Repeat the records below exactly.

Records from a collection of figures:
+ + + +

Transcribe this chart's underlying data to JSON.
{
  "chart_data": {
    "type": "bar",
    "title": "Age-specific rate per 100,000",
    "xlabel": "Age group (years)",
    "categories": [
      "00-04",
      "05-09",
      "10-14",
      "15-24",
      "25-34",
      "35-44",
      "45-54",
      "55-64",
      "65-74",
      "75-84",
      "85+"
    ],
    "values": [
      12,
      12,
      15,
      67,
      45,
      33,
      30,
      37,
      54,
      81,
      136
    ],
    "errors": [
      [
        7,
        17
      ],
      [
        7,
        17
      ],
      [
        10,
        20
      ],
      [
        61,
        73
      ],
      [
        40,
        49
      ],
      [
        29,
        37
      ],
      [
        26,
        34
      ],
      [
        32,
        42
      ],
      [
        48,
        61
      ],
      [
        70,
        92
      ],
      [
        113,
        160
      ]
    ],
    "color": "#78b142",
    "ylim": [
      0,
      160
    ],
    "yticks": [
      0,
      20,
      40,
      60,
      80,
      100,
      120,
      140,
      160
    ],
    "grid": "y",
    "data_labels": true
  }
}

+ + + +

## THE REPLY:
Transcribe this chart's underlying data to JSON.
{
  "chart_data": {
    "type": "bar",
    "title": "Age-specific rate per 100,000",
    "xlabel": "Age group (years)",
    "categories": [
      "00-04",
      "05-09",
      "10-14",
      "15-24",
      "25-34",
      "35-44",
      "45-54",
      "55-64",
      "65-74",
      "75-84",
      "85+"
    ],
    "values": [
      12,
      12,
      15,
      67,
      45,
      33,
      30,
      37,
      54,
      81,
      136
    ],
    "errors": [
      [
        7,
        17
      ],
      [
        7,
        17
      ],
      [
        10,
        20
      ],
      [
        61,
        73
      ],
      [
        40,
        49
      ],
      [
        29,
        37
      ],
      [
        26,
        34
      ],
      [
        32,
        42
      ],
      [
        48,
        61
      ],
      [
        70,
        92
      ],
      [
        113,
        160
      ]
    ],
    "color": "#78b142",
    "ylim": [
      0,
      160
    ],
    "yticks": [
      0,
      20,
      40,
      60,
      80,
      100,
      120,
      140,
      160
    ],
    "grid": "y",
    "data_labels": true
  }
}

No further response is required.